The order-based picking type determination apparatus of claim 1,

wherein the processor is configured to:

determine, as a picking type for a first multiple-item-multiple-quantity order among the first multiple-item-multiple-quantity orders that includes only items placed in a preset item picking zone, a picking type in which a picking worker picks the items without distinguishing between orders during a picking operation.
The order-based picking type determination apparatus of claim 1,

wherein the processor is configured to:

determine, as a picking type for a first multiple-item-multiple-quantity order among the first multiple-item-multiple-quantity orders that includes the same item types, a picking type in which a picking worker picks the items without distinguishing between orders during a picking operation.
The order-based picking type determination apparatus of claim 1,

wherein the processor is configured to:

determine, as a picking type for a first multiple-item-multiple-quantity order among the first multiple-item-multiple-quantity orders that does not include only items placed in a preset item picking zone and does not include the same item types, a picking type in which a picking worker picks the items while distinguishing between orders during a picking operation.

* Page layout parsing data
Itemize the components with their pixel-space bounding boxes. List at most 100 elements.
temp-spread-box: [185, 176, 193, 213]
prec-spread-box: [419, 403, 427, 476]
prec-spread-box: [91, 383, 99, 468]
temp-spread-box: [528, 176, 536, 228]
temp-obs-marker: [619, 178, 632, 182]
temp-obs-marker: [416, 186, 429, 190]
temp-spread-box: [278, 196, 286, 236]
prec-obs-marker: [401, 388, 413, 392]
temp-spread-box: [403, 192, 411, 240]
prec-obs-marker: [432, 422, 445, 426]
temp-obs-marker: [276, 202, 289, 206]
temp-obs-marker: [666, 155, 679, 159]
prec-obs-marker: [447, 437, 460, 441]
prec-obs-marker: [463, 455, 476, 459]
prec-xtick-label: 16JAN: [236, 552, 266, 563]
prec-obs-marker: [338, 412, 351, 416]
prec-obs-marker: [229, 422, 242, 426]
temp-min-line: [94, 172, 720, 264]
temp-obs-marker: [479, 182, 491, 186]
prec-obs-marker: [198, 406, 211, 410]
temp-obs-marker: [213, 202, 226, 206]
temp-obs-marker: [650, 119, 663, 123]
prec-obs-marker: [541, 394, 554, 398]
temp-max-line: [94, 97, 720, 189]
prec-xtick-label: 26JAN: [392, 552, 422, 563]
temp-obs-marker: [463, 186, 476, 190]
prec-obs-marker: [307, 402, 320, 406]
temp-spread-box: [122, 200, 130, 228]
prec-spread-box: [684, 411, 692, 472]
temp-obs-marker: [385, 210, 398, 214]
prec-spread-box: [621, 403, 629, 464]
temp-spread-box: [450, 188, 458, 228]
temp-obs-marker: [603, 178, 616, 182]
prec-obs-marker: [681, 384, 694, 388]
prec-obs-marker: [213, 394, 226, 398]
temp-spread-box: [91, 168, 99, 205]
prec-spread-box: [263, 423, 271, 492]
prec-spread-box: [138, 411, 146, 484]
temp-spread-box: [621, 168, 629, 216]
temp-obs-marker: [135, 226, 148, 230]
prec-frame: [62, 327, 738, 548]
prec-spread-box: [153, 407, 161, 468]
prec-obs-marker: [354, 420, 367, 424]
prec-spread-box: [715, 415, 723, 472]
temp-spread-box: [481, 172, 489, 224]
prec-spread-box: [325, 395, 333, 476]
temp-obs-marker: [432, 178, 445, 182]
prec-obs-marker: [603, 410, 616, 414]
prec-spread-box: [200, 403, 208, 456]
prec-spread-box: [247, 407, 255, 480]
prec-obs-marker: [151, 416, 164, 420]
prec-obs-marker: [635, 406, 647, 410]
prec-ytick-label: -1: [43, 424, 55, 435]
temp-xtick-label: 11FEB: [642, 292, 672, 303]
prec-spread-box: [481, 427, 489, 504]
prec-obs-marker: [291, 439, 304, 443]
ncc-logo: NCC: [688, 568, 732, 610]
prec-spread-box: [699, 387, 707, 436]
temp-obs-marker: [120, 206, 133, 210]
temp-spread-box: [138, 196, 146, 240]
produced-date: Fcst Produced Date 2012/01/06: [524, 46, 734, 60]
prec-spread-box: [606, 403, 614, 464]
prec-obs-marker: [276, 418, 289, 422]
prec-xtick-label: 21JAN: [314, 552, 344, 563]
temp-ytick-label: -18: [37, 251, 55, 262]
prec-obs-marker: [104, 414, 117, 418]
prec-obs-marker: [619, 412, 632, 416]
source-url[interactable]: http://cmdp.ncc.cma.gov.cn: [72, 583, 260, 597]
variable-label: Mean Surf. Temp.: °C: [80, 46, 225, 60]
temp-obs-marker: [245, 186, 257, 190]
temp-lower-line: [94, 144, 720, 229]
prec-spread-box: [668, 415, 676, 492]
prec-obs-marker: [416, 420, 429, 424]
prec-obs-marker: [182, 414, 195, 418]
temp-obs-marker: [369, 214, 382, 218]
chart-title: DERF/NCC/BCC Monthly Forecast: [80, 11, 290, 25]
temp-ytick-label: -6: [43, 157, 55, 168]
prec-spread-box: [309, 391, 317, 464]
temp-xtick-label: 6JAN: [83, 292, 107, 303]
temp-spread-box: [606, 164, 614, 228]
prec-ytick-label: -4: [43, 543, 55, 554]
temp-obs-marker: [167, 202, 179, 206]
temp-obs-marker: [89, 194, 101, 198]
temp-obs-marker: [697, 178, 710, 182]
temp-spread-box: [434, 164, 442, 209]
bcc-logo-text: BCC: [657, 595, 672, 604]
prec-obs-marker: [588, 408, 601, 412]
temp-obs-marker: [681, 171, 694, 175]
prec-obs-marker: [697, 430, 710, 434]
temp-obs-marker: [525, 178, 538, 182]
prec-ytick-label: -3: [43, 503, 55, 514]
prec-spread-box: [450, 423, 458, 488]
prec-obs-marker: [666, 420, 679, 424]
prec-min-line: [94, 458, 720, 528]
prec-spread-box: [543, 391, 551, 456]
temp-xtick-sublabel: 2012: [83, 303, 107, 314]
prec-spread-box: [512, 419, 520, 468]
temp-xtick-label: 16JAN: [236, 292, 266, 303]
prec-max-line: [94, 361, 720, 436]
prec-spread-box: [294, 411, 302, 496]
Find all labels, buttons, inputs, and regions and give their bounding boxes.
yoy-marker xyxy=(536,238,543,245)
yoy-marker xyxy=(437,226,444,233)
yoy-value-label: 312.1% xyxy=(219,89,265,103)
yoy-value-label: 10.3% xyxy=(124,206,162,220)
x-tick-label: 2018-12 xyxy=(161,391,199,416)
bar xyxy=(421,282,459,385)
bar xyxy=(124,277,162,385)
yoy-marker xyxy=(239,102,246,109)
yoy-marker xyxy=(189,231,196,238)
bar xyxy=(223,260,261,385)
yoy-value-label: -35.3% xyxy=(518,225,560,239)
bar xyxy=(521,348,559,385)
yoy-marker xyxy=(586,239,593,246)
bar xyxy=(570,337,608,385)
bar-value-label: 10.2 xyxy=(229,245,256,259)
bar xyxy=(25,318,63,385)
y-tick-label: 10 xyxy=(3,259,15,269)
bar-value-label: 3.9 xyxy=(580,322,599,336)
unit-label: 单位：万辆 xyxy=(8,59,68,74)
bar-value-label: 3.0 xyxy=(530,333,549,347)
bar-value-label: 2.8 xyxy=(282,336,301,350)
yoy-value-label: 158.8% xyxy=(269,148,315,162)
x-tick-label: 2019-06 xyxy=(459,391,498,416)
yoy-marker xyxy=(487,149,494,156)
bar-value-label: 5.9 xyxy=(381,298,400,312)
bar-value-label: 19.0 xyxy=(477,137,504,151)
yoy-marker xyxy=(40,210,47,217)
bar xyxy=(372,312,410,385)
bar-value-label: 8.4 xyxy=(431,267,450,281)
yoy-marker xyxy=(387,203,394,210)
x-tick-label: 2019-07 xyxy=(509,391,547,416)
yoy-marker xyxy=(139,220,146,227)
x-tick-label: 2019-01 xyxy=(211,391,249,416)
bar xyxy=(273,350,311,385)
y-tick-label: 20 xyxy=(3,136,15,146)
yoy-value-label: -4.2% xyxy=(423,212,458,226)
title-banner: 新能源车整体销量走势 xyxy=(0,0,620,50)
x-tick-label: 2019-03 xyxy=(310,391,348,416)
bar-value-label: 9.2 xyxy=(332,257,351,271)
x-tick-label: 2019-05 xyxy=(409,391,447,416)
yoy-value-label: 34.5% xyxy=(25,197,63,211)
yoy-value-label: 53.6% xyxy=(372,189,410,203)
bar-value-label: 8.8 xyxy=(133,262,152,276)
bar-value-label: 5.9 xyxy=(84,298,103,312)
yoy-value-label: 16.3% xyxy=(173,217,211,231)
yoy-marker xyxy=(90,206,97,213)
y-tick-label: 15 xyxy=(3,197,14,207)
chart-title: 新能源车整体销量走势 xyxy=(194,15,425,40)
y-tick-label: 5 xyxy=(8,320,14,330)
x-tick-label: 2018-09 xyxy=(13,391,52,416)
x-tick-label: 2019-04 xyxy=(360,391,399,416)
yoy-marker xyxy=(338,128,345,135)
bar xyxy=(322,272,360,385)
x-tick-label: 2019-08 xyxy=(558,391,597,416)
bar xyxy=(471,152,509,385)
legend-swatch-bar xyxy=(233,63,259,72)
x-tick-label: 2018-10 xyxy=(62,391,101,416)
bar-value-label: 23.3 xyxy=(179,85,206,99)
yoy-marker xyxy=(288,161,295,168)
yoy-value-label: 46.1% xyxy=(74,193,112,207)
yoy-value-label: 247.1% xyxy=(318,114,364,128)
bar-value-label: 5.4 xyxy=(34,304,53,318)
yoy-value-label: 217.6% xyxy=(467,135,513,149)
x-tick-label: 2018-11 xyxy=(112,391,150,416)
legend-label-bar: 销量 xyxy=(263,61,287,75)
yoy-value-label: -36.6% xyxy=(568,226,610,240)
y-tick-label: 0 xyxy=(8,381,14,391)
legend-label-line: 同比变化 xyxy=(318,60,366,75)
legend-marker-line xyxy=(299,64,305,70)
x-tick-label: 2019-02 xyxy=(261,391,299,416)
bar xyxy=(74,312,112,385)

* Tasks to carry out
**A.** Using the patent claims on picking type determination, rewrite the final paragraph beginning "determine, as a picking type" in a single shorter sentence that keeps its main facts.
**B.** Pick up the patent claims on picking type determination after their final sentence and continue them.

* Answers for the exercise
**A.** For a first multiple-item-multiple-quantity order that neither includes only items placed in a preset item picking zone nor includes the same item types, the processor picks a picking type in which a worker picks the items while distinguishing between orders.

**B.**
An order-based picking type determination apparatus, comprising:

a memory configured to store at least one instruction for determining a picking type based on an order, a plurality of orders, and a preset item volume to determine different picking types for each multiple-item-multiple-quantity order according to the total volume of items included in each multiple-item-multiple-quantity order; and

a processor configured to execute the at least one instruction stored in the memory,

wherein the processor is configured to:

retrieve the plurality of orders from the memory;

select, from among the plurality of orders retrieved from the memory, multiple-item-multiple-quantity orders having a plurality of item types;

retrieve the preset volume from the memory;

classify, as first multiple-item-multiple-quantity orders, those multiple-item-multiple-quantity orders in which the total volume of items included therein is less than or equal to the preset item volume;

determine, for each of the first multiple-item-multiple-quantity orders, a picking type in which a picking worker picks the items included in at least two of the first multiple-item-multiple-quantity orders together during a picking operation;

classify, as second multiple-item-multiple-quantity orders, those multiple-item-multiple-quantity orders in which the total volume of items included therein exceeds the preset item volume; and

determine, for each of the second multiple-item-multiple-quantity orders, a picking type in which a picking worker picks only the items included in a single second multiple-item-multiple-quantity order during a picking operation.
The order-based picking type determination apparatus of claim 5,

wherein the processor is configured to:

determine, as a picking type for a first multiple-item-multiple-quantity order among the first multiple-item-multiple-quantity orders that includes only items placed in a preset item picking zone, a picking type in which a picking worker picks the items without distinguishing between orders during a picking operation.
The order-based picking type determination apparatus of claim 5,

wherein the processor is configured to:

determine, as a picking type for a first multiple-item-multiple-quantity order among the first multiple-item-multiple-quantity orders that includes the same item types, a picking type in which a picking worker picks the items without distinguishing between orders during a picking operation.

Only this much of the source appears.